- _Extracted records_
++++++++++++++++++++

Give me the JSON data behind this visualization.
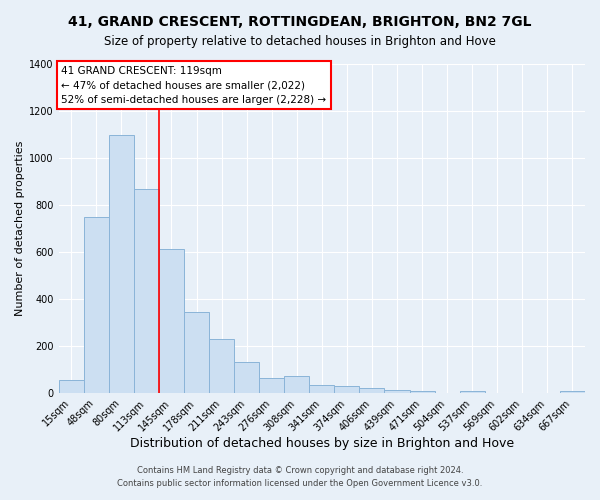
{
  "title": "41, GRAND CRESCENT, ROTTINGDEAN, BRIGHTON, BN2 7GL",
  "subtitle": "Size of property relative to detached houses in Brighton and Hove",
  "xlabel": "Distribution of detached houses by size in Brighton and Hove",
  "ylabel": "Number of detached properties",
  "bar_labels": [
    "15sqm",
    "48sqm",
    "80sqm",
    "113sqm",
    "145sqm",
    "178sqm",
    "211sqm",
    "243sqm",
    "276sqm",
    "308sqm",
    "341sqm",
    "374sqm",
    "406sqm",
    "439sqm",
    "471sqm",
    "504sqm",
    "537sqm",
    "569sqm",
    "602sqm",
    "634sqm",
    "667sqm"
  ],
  "bar_values": [
    55,
    750,
    1100,
    870,
    615,
    345,
    228,
    132,
    65,
    72,
    33,
    30,
    20,
    14,
    10,
    0,
    9,
    0,
    0,
    0,
    8
  ],
  "bar_color": "#ccdff2",
  "bar_edgecolor": "#8ab4d8",
  "ylim": [
    0,
    1400
  ],
  "yticks": [
    0,
    200,
    400,
    600,
    800,
    1000,
    1200,
    1400
  ],
  "property_line_index": 3,
  "property_line_color": "red",
  "annotation_title": "41 GRAND CRESCENT: 119sqm",
  "annotation_line1": "← 47% of detached houses are smaller (2,022)",
  "annotation_line2": "52% of semi-detached houses are larger (2,228) →",
  "annotation_box_color": "#ffffff",
  "annotation_box_edgecolor": "red",
  "footer1": "Contains HM Land Registry data © Crown copyright and database right 2024.",
  "footer2": "Contains public sector information licensed under the Open Government Licence v3.0.",
  "background_color": "#e8f0f8",
  "grid_color": "#ffffff",
  "title_fontsize": 10,
  "subtitle_fontsize": 8.5,
  "xlabel_fontsize": 9,
  "ylabel_fontsize": 8,
  "tick_fontsize": 7,
  "annotation_fontsize": 7.5,
  "footer_fontsize": 6
}
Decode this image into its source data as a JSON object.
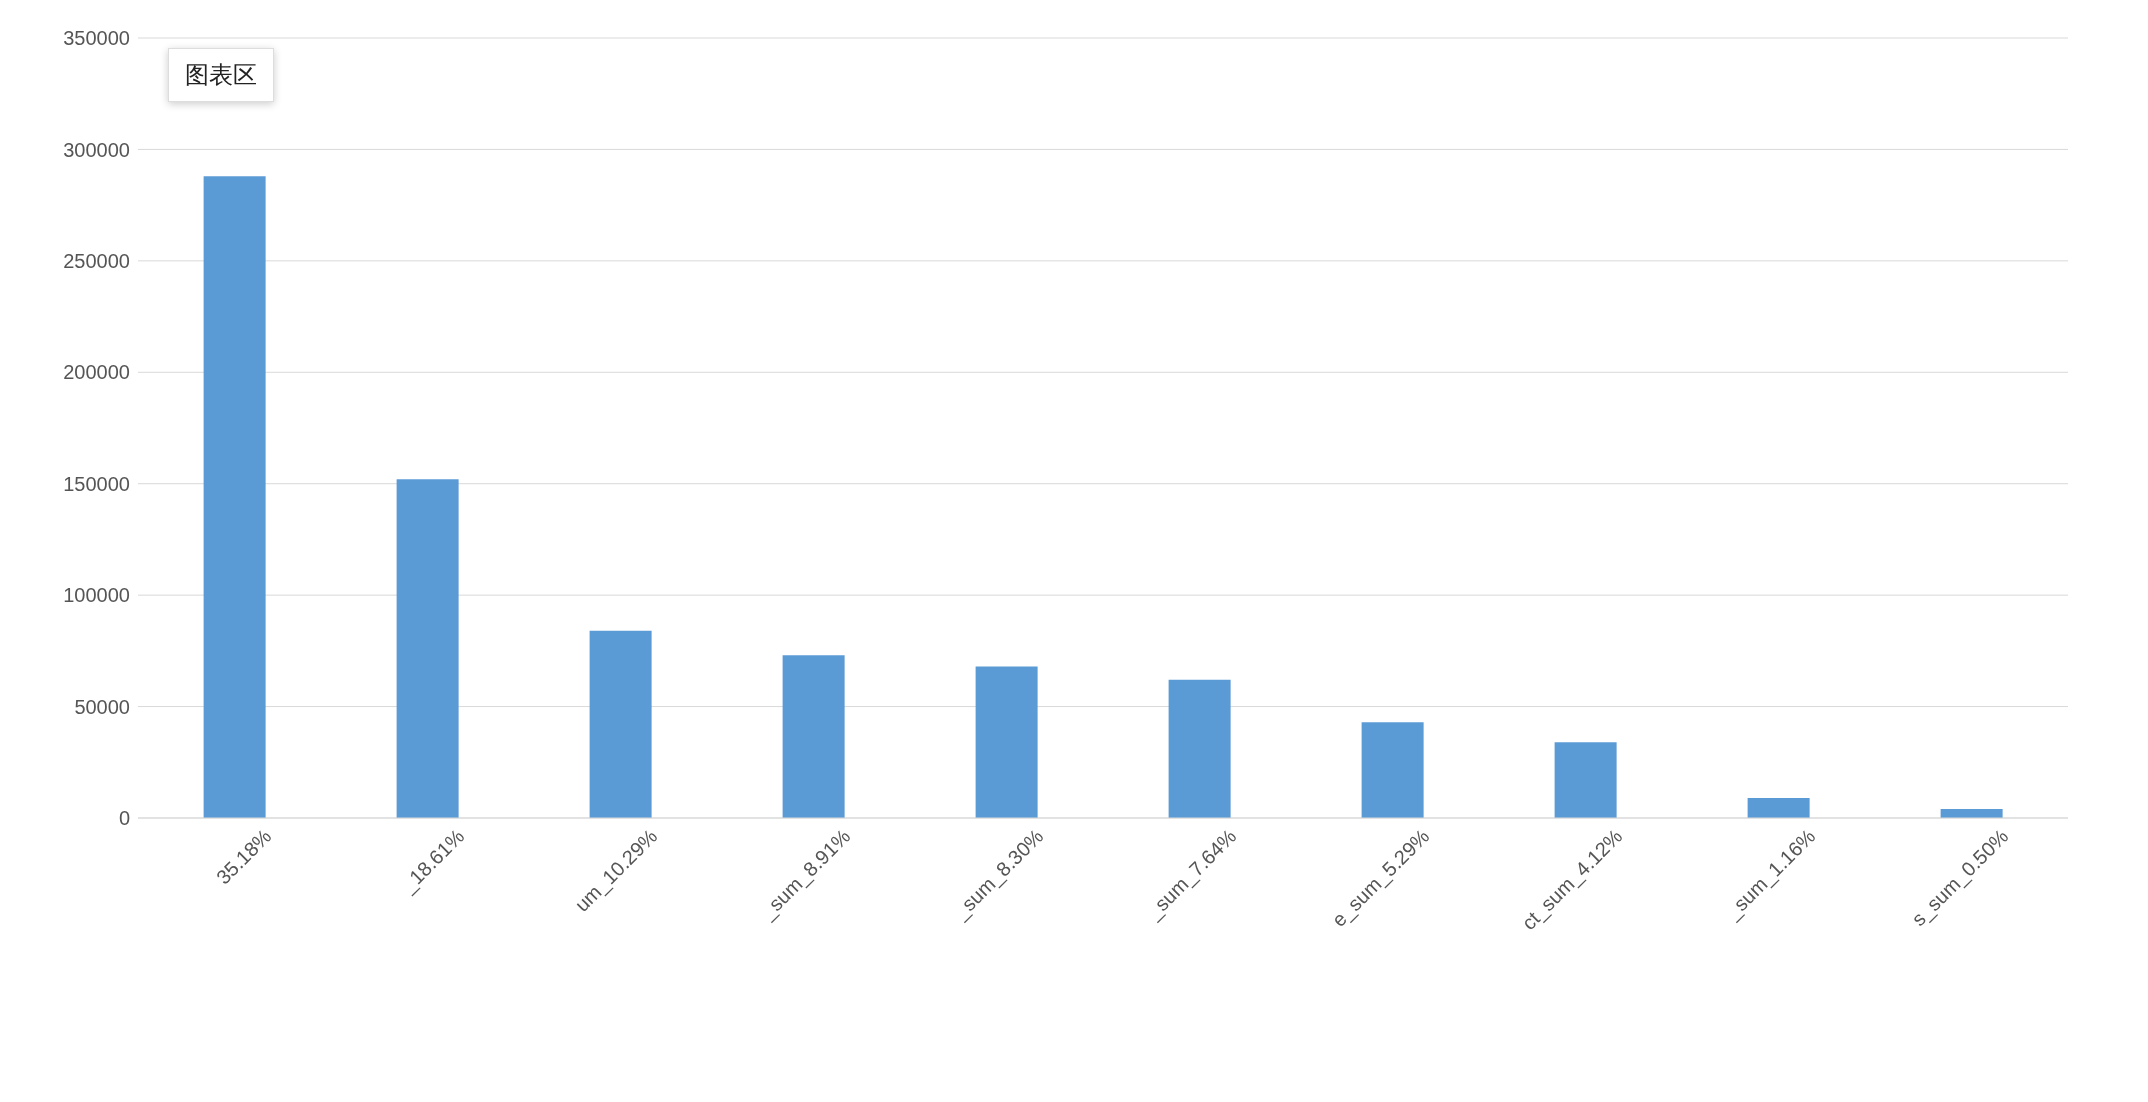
{
  "chart_data": {
    "type": "bar",
    "categories": [
      "35.18%",
      "_18.61%",
      "um_10.29%",
      "_sum_8.91%",
      "_sum_8.30%",
      "_sum_7.64%",
      "e_sum_5.29%",
      "ct_sum_4.12%",
      "_sum_1.16%",
      "s_sum_0.50%"
    ],
    "values": [
      288000,
      152000,
      84000,
      73000,
      68000,
      62000,
      43000,
      34000,
      9000,
      4000
    ],
    "color": "#5b9bd5",
    "ylim": [
      0,
      350000
    ],
    "yticks": [
      0,
      50000,
      100000,
      150000,
      200000,
      250000,
      300000,
      350000
    ],
    "grid": "y",
    "annotations": [
      "图表区"
    ]
  }
}
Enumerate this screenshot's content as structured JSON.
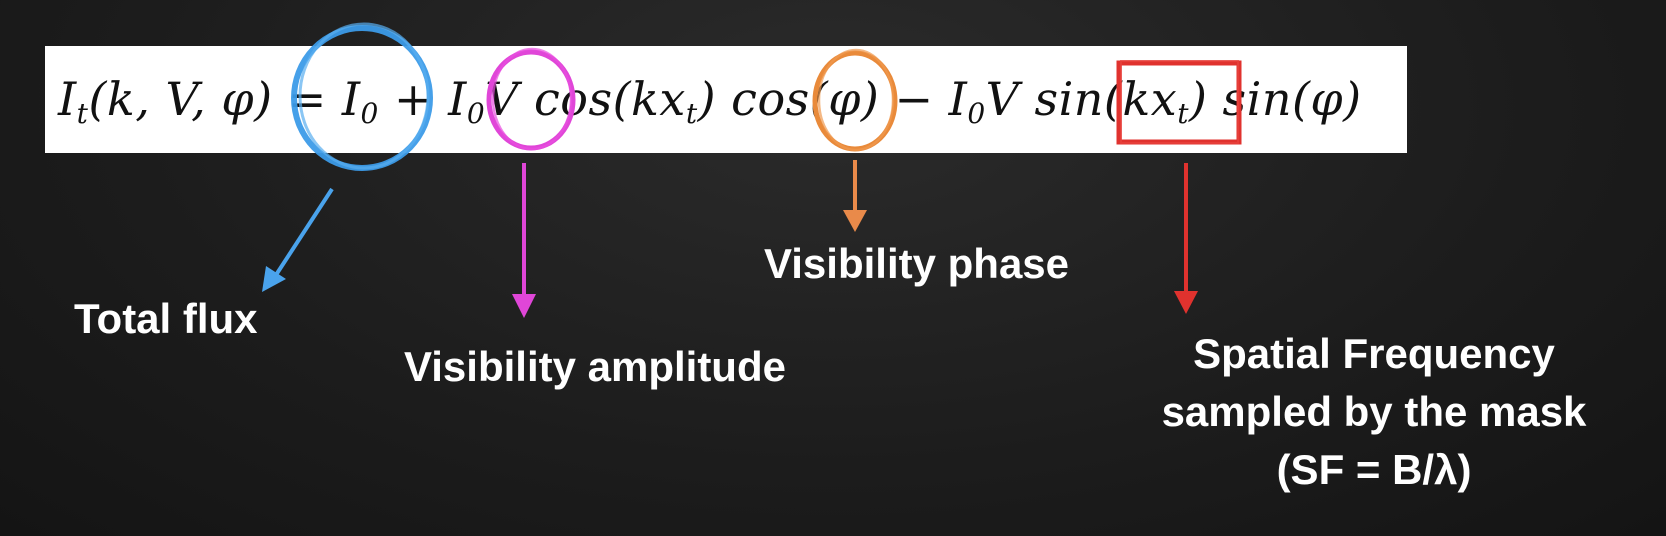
{
  "equation": {
    "latex": "I_t(k, V, \\phi) = I_0 + I_0 V cos(k x_t) cos(\\phi) - I_0 V sin(k x_t) sin(\\phi)"
  },
  "annotations": [
    {
      "id": "total-flux",
      "label": "Total flux",
      "color": "#4aa3ec",
      "marker": "circle"
    },
    {
      "id": "visibility-amplitude",
      "label": "Visibility amplitude",
      "color": "#e046d8",
      "marker": "circle"
    },
    {
      "id": "visibility-phase",
      "label": "Visibility phase",
      "color": "#e98a4a",
      "marker": "circle"
    },
    {
      "id": "spatial-frequency",
      "label_lines": [
        "Spatial Frequency",
        "sampled by the mask",
        "(SF = B/λ)"
      ],
      "color": "#e0322e",
      "marker": "rectangle"
    }
  ]
}
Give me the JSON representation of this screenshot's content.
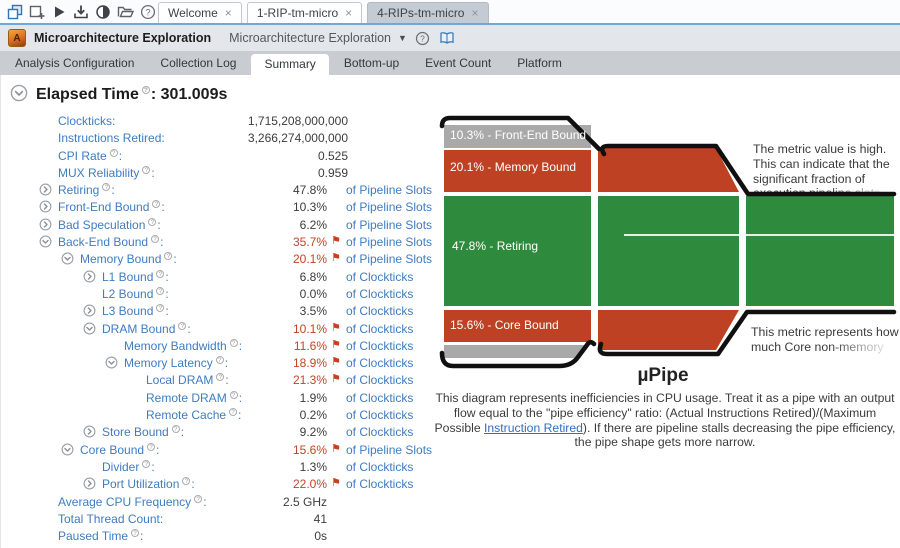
{
  "theme": {
    "accent_blue": "#6fa6db",
    "link_blue": "#3f7cc0",
    "flag_red": "#d03a1f",
    "flagged_value": "#bf4522",
    "pipe_green": "#2e8b3d",
    "pipe_red": "#bf4123",
    "pipe_gray": "#a9a9a9",
    "outline_black": "#101010"
  },
  "tabstrip": {
    "toolbar_icons": [
      "configure-analysis-icon",
      "new-analysis-icon",
      "start-analysis-icon",
      "import-result-icon",
      "compare-results-icon",
      "open-result-icon",
      "help-icon"
    ],
    "tabs": [
      {
        "label": "Welcome"
      },
      {
        "label": "1-RIP-tm-micro"
      },
      {
        "label": "4-RIPs-tm-micro"
      }
    ],
    "active_index": 2,
    "close_glyph": "×"
  },
  "appbar": {
    "badge_letter": "A",
    "title": "Microarchitecture Exploration",
    "dropdown_label": "Microarchitecture Exploration",
    "caret_glyph": "▼"
  },
  "subtabs": {
    "items": [
      "Analysis Configuration",
      "Collection Log",
      "Summary",
      "Bottom-up",
      "Event Count",
      "Platform"
    ],
    "active": "Summary"
  },
  "summary_header": {
    "title": "Elapsed Time",
    "separator": ":",
    "value": "301.009s"
  },
  "metrics": {
    "label_suffix": ":",
    "flag_glyph": "⚑",
    "rows": [
      {
        "level": 0,
        "exp": null,
        "label": "Clockticks",
        "info": false,
        "value": "1,715,208,000,000",
        "flag": false,
        "unit": null,
        "wide": true
      },
      {
        "level": 0,
        "exp": null,
        "label": "Instructions Retired",
        "info": false,
        "value": "3,266,274,000,000",
        "flag": false,
        "unit": null,
        "wide": true
      },
      {
        "level": 0,
        "exp": null,
        "label": "CPI Rate",
        "info": true,
        "value": "0.525",
        "flag": false,
        "unit": null,
        "wide": true
      },
      {
        "level": 0,
        "exp": null,
        "label": "MUX Reliability",
        "info": true,
        "value": "0.959",
        "flag": false,
        "unit": null,
        "wide": true
      },
      {
        "level": 0,
        "exp": "closed",
        "label": "Retiring",
        "info": true,
        "value": "47.8%",
        "flag": false,
        "unit": "of Pipeline Slots",
        "wide": false
      },
      {
        "level": 0,
        "exp": "closed",
        "label": "Front-End Bound",
        "info": true,
        "value": "10.3%",
        "flag": false,
        "unit": "of Pipeline Slots",
        "wide": false
      },
      {
        "level": 0,
        "exp": "closed",
        "label": "Bad Speculation",
        "info": true,
        "value": "6.2%",
        "flag": false,
        "unit": "of Pipeline Slots",
        "wide": false
      },
      {
        "level": 0,
        "exp": "open",
        "label": "Back-End Bound",
        "info": true,
        "value": "35.7%",
        "flag": true,
        "unit": "of Pipeline Slots",
        "wide": false
      },
      {
        "level": 1,
        "exp": "open",
        "label": "Memory Bound",
        "info": true,
        "value": "20.1%",
        "flag": true,
        "unit": "of Pipeline Slots",
        "wide": false
      },
      {
        "level": 2,
        "exp": "closed",
        "label": "L1 Bound",
        "info": true,
        "value": "6.8%",
        "flag": false,
        "unit": "of Clockticks",
        "wide": false
      },
      {
        "level": 2,
        "exp": null,
        "label": "L2 Bound",
        "info": true,
        "value": "0.0%",
        "flag": false,
        "unit": "of Clockticks",
        "wide": false
      },
      {
        "level": 2,
        "exp": "closed",
        "label": "L3 Bound",
        "info": true,
        "value": "3.5%",
        "flag": false,
        "unit": "of Clockticks",
        "wide": false
      },
      {
        "level": 2,
        "exp": "open",
        "label": "DRAM Bound",
        "info": true,
        "value": "10.1%",
        "flag": true,
        "unit": "of Clockticks",
        "wide": false
      },
      {
        "level": 3,
        "exp": null,
        "label": "Memory Bandwidth",
        "info": true,
        "value": "11.6%",
        "flag": true,
        "unit": "of Clockticks",
        "wide": false
      },
      {
        "level": 3,
        "exp": "open",
        "label": "Memory Latency",
        "info": true,
        "value": "18.9%",
        "flag": true,
        "unit": "of Clockticks",
        "wide": false
      },
      {
        "level": 4,
        "exp": null,
        "label": "Local DRAM",
        "info": true,
        "value": "21.3%",
        "flag": true,
        "unit": "of Clockticks",
        "wide": false
      },
      {
        "level": 4,
        "exp": null,
        "label": "Remote DRAM",
        "info": true,
        "value": "1.9%",
        "flag": false,
        "unit": "of Clockticks",
        "wide": false
      },
      {
        "level": 4,
        "exp": null,
        "label": "Remote Cache",
        "info": true,
        "value": "0.2%",
        "flag": false,
        "unit": "of Clockticks",
        "wide": false
      },
      {
        "level": 2,
        "exp": "closed",
        "label": "Store Bound",
        "info": true,
        "value": "9.2%",
        "flag": false,
        "unit": "of Clockticks",
        "wide": false
      },
      {
        "level": 1,
        "exp": "open",
        "label": "Core Bound",
        "info": true,
        "value": "15.6%",
        "flag": true,
        "unit": "of Pipeline Slots",
        "wide": false
      },
      {
        "level": 2,
        "exp": null,
        "label": "Divider",
        "info": true,
        "value": "1.3%",
        "flag": false,
        "unit": "of Clockticks",
        "wide": false
      },
      {
        "level": 2,
        "exp": "closed",
        "label": "Port Utilization",
        "info": true,
        "value": "22.0%",
        "flag": true,
        "unit": "of Clockticks",
        "wide": false
      },
      {
        "level": 0,
        "exp": null,
        "label": "Average CPU Frequency",
        "info": true,
        "value": "2.5 GHz",
        "flag": false,
        "unit": null,
        "wide": false
      },
      {
        "level": 0,
        "exp": null,
        "label": "Total Thread Count",
        "info": false,
        "value": "41",
        "flag": false,
        "unit": null,
        "wide": false
      },
      {
        "level": 0,
        "exp": null,
        "label": "Paused Time",
        "info": true,
        "value": "0s",
        "flag": false,
        "unit": null,
        "wide": false
      }
    ]
  },
  "upipe": {
    "bands": [
      {
        "label": "10.3% - Front-End Bound"
      },
      {
        "label": "20.1% - Memory Bound"
      },
      {
        "label": "47.8% - Retiring"
      },
      {
        "label": "15.6% - Core Bound"
      }
    ],
    "tooltips": [
      {
        "lines": [
          "The metric value is high.",
          "This can indicate that the",
          "significant fraction of",
          "execution pipeline slots"
        ]
      },
      {
        "lines": [
          "This metric represents how",
          "much Core non-memory"
        ]
      }
    ],
    "title": "µPipe",
    "description": {
      "before": "This diagram represents inefficiencies in CPU usage. Treat it as a pipe with an output flow equal to the \"pipe efficiency\" ratio: (Actual Instructions Retired)/(Maximum Possible ",
      "link": "Instruction Retired",
      "after": "). If there are pipeline stalls decreasing the pipe efficiency, the pipe shape gets more narrow."
    }
  }
}
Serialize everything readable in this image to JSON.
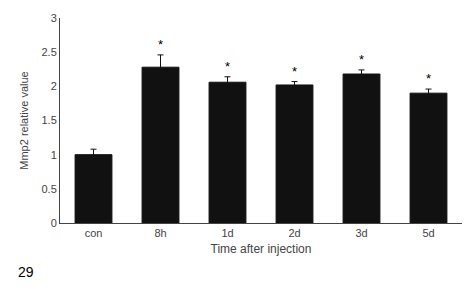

++++++++++++++++++++

- _WHAT YOU ARE ASKED TO DO_
State how many lines in the records above contain the word "Retired", giving only the number.

- _REPLY_
3